*Requirement*:
From the listing that follows, extract every line and set it down unaltered.

*Data*:
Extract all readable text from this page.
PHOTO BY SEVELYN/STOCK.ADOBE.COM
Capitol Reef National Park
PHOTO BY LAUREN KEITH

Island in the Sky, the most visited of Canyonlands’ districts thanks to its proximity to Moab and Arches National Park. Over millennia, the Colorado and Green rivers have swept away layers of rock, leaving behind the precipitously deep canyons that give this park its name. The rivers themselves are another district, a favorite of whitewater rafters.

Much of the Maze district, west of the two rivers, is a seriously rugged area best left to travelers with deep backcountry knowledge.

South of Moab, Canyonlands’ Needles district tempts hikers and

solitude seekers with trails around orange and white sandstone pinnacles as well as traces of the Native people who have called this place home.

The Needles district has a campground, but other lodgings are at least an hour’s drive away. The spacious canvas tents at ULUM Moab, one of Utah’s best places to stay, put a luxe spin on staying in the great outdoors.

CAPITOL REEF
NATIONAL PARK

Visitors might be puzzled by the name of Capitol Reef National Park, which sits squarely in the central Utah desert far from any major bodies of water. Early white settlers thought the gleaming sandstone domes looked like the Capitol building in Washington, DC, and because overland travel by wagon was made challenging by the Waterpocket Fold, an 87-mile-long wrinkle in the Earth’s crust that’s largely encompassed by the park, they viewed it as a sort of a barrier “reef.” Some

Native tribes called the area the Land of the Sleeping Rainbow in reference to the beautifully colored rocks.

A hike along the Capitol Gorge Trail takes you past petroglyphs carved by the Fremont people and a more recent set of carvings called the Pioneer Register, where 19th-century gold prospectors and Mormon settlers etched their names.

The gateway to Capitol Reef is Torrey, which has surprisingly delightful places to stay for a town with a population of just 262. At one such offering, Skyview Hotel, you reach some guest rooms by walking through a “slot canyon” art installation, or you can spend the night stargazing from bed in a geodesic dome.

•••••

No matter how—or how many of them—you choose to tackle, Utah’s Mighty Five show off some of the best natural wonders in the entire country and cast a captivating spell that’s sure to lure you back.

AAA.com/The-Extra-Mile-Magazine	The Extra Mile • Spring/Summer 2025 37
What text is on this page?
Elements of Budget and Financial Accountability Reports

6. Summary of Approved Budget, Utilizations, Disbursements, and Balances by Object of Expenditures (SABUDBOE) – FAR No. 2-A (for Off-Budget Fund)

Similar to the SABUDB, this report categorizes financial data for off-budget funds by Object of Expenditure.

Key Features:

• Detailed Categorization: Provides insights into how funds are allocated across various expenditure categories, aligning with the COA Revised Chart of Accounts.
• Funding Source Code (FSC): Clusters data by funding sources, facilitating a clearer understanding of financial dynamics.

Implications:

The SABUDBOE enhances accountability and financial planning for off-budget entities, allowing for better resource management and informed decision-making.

*Solution for this problem*:
Extract all readable text from this page.
PHOTO BY SEVELYN/STOCK.ADOBE.COM
Capitol Reef National Park
PHOTO BY LAUREN KEITH

Island in the Sky, the most visited of Canyonlands’ districts thanks to its proximity to Moab and Arches National Park. Over millennia, the Colorado and Green rivers have swept away layers of rock, leaving behind the precipitously deep canyons that give this park its name. The rivers themselves are another district, a favorite of whitewater rafters.

Much of the Maze district, west of the two rivers, is a seriously rugged area best left to travelers with deep backcountry knowledge.

South of Moab, Canyonlands’ Needles district tempts hikers and

solitude seekers with trails around orange and white sandstone pinnacles as well as traces of the Native people who have called this place home.

The Needles district has a campground, but other lodgings are at least an hour’s drive away. The spacious canvas tents at ULUM Moab, one of Utah’s best places to stay, put a luxe spin on staying in the great outdoors.

CAPITOL REEF
NATIONAL PARK

Visitors might be puzzled by the name of Capitol Reef National Park, which sits squarely in the central Utah desert far from any major bodies of water. Early white settlers thought the gleaming sandstone domes looked like the Capitol building in Washington, DC, and because overland travel by wagon was made challenging by the Waterpocket Fold, an 87-mile-long wrinkle in the Earth’s crust that’s largely encompassed by the park, they viewed it as a sort of a barrier “reef.” Some

Native tribes called the area the Land of the Sleeping Rainbow in reference to the beautifully colored rocks.

A hike along the Capitol Gorge Trail takes you past petroglyphs carved by the Fremont people and a more recent set of carvings called the Pioneer Register, where 19th-century gold prospectors and Mormon settlers etched their names.

The gateway to Capitol Reef is Torrey, which has surprisingly delightful places to stay for a town with a population of just 262. At one such offering, Skyview Hotel, you reach some guest rooms by walking through a “slot canyon” art installation, or you can spend the night stargazing from bed in a geodesic dome.

•••••

No matter how—or how many of them—you choose to tackle, Utah’s Mighty Five show off some of the best natural wonders in the entire country and cast a captivating spell that’s sure to lure you back.

AAA.com/The-Extra-Mile-Magazine	The Extra Mile • Spring/Summer 2025 37
What text is on this page?
Elements of Budget and Financial Accountability Reports

6. Summary of Approved Budget, Utilizations, Disbursements, and Balances by Object of Expenditures (SABUDBOE) – FAR No. 2-A (for Off-Budget Fund)

Similar to the SABUDB, this report categorizes financial data for off-budget funds by Object of Expenditure.

Key Features:

• Detailed Categorization: Provides insights into how funds are allocated across various expenditure categories, aligning with the COA Revised Chart of Accounts.
• Funding Source Code (FSC): Clusters data by funding sources, facilitating a clearer understanding of financial dynamics.

Implications:

The SABUDBOE enhances accountability and financial planning for off-budget entities, allowing for better resource management and informed decision-making.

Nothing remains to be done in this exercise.